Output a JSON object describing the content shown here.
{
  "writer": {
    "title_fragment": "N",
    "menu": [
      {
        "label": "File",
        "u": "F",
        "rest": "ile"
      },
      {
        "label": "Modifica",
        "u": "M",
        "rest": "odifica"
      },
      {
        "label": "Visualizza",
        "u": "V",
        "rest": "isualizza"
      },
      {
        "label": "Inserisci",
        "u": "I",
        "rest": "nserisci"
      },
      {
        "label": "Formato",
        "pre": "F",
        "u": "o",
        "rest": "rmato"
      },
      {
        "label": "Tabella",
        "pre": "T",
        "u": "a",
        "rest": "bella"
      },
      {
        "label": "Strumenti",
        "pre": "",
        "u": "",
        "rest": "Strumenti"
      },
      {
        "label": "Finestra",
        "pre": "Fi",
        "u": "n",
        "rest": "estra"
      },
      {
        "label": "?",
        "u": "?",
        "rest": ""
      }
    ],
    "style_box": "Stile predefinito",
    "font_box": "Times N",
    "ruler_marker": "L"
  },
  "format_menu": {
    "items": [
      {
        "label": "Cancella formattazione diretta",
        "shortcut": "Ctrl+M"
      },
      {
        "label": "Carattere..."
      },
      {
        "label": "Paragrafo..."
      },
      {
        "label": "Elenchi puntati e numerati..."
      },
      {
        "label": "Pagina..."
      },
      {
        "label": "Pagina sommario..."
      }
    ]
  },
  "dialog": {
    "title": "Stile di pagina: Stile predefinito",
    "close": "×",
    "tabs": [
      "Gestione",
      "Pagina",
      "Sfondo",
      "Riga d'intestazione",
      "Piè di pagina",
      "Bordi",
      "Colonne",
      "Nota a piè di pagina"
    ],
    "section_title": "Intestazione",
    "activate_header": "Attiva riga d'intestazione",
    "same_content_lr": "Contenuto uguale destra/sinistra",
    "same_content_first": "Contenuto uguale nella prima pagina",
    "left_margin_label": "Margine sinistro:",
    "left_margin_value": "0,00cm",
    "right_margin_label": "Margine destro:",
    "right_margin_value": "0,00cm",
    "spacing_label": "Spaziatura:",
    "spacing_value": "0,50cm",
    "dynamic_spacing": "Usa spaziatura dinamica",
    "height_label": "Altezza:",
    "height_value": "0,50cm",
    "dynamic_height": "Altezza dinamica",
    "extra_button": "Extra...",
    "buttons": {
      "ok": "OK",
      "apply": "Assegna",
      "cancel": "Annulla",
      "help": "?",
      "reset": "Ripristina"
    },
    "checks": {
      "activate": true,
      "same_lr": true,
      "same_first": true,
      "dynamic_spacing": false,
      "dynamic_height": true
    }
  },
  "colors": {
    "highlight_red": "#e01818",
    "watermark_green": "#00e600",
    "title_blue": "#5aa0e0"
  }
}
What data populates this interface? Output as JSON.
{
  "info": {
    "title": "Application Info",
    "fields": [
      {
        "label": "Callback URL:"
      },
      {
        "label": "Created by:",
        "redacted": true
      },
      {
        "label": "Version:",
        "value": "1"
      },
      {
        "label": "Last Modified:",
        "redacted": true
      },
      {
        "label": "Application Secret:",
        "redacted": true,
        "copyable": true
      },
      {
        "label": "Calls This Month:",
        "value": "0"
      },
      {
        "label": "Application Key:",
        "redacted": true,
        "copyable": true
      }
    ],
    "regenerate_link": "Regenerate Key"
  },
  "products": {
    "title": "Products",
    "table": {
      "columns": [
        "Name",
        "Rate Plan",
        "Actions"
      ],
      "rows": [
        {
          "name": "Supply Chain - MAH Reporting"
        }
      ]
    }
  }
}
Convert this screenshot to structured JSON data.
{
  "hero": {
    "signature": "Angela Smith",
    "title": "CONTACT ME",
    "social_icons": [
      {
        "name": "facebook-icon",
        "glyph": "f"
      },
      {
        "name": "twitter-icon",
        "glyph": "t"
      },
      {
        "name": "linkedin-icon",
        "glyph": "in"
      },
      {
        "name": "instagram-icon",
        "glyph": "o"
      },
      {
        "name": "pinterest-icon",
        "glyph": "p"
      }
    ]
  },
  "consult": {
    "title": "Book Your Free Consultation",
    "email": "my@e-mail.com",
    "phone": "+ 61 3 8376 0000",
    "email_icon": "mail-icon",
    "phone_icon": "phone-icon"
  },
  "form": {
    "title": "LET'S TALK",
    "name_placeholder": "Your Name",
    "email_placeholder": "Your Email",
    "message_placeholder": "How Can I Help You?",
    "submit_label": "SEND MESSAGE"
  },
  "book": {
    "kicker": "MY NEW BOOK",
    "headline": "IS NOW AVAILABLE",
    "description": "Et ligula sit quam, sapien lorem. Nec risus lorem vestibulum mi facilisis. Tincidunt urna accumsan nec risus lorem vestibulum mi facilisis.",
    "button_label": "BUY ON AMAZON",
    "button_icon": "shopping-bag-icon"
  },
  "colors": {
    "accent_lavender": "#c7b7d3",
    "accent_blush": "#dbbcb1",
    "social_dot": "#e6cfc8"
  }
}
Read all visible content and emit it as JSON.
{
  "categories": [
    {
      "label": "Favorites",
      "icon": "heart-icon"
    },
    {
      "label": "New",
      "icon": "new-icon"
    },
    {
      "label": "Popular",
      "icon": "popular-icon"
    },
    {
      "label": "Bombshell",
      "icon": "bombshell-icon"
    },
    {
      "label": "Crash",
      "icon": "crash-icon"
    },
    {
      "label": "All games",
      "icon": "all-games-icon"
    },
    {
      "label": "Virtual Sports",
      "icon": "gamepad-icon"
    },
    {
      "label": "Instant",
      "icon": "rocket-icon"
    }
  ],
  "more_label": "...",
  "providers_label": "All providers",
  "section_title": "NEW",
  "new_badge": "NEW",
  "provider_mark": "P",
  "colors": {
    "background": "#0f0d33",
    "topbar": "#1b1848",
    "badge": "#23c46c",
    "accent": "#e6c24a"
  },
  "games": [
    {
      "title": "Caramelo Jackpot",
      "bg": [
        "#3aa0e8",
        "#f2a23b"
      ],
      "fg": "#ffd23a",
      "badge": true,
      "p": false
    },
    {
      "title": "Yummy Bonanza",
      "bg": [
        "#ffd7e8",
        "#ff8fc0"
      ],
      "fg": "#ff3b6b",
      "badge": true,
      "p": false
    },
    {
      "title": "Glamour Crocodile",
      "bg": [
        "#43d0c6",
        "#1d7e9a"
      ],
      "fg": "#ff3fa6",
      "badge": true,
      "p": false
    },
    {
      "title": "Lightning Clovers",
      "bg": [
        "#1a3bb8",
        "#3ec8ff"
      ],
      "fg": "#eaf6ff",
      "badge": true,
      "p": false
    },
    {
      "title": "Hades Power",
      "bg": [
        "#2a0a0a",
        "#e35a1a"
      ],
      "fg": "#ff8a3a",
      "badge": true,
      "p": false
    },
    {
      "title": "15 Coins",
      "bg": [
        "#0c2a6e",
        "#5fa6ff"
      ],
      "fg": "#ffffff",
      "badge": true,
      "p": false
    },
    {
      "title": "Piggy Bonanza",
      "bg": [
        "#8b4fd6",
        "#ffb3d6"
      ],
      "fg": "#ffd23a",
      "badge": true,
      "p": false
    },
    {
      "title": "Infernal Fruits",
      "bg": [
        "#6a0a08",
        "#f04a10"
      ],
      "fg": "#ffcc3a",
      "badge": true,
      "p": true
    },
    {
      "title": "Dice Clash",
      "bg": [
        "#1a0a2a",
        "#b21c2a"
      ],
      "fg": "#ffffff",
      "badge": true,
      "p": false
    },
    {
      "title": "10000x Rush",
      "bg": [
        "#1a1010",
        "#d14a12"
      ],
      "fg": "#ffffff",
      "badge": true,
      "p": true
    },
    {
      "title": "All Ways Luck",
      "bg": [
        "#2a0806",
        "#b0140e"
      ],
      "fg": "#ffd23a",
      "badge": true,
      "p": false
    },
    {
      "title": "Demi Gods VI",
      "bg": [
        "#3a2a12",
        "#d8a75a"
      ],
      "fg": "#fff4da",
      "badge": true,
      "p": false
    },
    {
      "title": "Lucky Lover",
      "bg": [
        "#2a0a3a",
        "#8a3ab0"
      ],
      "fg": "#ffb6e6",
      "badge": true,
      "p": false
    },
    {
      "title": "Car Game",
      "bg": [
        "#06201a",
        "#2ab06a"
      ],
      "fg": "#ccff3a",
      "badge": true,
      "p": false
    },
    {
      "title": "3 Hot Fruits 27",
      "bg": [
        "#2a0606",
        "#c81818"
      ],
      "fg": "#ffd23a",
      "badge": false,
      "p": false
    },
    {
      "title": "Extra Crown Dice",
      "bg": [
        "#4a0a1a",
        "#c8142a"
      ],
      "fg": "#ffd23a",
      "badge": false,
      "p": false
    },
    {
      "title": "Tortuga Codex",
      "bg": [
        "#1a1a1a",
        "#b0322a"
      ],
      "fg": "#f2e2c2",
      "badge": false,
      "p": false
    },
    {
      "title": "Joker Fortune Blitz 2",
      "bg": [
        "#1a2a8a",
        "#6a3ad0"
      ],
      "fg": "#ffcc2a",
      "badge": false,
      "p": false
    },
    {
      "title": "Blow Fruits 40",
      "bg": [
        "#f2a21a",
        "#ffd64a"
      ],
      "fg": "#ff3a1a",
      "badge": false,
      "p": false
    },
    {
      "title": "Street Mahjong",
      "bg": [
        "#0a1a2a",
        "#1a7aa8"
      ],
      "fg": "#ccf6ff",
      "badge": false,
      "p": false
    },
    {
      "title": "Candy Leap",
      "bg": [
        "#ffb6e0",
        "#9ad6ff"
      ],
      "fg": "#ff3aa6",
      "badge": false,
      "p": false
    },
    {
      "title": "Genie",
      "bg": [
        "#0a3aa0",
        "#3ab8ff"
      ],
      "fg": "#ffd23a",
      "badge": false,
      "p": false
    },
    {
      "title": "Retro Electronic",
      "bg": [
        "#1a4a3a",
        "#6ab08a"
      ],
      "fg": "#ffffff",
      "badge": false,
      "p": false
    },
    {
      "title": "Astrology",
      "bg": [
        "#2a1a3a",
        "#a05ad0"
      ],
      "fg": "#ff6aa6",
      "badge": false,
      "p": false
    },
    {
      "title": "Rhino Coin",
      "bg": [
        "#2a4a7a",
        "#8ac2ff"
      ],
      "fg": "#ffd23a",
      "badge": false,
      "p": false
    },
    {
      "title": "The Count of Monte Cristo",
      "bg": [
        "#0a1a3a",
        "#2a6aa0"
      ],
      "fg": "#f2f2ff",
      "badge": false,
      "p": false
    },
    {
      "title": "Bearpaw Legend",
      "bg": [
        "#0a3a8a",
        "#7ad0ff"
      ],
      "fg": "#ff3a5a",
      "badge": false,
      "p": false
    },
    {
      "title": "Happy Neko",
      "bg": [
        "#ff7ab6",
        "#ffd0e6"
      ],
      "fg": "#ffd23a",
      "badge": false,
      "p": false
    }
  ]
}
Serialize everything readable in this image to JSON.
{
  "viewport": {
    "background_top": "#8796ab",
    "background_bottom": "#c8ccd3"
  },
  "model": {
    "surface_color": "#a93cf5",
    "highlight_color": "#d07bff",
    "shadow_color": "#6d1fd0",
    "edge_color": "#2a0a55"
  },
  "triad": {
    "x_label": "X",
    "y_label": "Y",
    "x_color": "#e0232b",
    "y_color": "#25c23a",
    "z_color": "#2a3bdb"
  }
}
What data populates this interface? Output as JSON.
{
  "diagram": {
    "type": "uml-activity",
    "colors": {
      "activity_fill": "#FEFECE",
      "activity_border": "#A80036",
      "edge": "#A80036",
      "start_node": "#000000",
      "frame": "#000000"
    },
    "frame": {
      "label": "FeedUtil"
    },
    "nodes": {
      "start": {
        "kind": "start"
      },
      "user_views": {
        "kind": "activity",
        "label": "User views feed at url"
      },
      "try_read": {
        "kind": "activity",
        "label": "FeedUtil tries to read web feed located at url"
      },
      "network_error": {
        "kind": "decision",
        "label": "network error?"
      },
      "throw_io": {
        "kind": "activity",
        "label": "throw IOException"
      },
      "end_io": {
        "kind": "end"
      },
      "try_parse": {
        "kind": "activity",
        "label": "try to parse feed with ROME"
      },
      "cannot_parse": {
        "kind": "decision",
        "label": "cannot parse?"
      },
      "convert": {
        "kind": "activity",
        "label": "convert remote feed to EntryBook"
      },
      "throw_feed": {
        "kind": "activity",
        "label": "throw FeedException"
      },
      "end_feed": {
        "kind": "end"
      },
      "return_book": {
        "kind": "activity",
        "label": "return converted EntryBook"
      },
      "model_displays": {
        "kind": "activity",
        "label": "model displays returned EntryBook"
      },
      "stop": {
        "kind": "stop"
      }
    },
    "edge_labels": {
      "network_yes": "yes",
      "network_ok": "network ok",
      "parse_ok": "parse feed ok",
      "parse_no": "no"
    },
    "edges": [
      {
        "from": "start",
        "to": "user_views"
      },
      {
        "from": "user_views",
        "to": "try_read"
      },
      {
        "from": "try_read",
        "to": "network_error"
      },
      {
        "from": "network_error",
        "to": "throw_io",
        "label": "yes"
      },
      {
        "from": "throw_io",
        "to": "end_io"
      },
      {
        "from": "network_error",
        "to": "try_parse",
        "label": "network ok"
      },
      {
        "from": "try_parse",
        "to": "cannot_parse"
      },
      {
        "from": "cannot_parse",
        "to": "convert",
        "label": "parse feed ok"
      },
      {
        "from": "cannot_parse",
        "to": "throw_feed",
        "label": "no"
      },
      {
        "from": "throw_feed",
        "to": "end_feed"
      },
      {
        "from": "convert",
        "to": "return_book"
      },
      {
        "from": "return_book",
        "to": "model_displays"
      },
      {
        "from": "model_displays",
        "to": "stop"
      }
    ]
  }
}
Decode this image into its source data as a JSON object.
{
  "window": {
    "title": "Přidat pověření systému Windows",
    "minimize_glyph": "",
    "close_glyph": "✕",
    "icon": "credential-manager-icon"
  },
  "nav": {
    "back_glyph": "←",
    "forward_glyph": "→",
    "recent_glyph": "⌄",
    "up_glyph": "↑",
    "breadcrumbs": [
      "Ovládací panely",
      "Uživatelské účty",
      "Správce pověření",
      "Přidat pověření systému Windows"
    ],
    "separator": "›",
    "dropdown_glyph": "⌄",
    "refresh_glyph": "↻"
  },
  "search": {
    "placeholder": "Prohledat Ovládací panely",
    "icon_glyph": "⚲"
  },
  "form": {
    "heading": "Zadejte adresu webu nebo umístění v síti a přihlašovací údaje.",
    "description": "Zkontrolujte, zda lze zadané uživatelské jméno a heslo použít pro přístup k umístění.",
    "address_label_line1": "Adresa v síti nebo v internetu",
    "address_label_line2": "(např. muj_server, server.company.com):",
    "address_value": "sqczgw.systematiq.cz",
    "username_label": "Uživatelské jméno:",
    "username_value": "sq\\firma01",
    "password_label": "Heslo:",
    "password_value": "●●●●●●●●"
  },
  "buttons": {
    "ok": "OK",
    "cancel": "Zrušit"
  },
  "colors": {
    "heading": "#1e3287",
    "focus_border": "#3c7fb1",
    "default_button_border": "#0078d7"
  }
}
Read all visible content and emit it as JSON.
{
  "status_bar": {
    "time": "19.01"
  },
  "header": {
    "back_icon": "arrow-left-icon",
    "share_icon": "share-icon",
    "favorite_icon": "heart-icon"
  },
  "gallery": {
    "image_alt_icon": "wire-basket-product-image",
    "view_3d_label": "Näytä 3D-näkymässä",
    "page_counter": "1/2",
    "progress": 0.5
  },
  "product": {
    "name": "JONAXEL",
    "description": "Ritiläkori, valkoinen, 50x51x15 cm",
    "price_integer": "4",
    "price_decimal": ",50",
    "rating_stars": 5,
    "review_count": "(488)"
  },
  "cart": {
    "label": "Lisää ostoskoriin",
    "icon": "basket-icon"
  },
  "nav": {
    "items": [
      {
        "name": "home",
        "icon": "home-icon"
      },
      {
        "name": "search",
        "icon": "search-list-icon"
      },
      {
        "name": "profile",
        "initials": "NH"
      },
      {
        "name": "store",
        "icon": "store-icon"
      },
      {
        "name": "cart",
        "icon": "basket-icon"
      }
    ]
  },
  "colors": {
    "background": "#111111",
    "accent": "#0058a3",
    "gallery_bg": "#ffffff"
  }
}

- - - - - - -

▸ Short task
Respond with the number of lines containing "search" and no additional words.

▸ Output below
3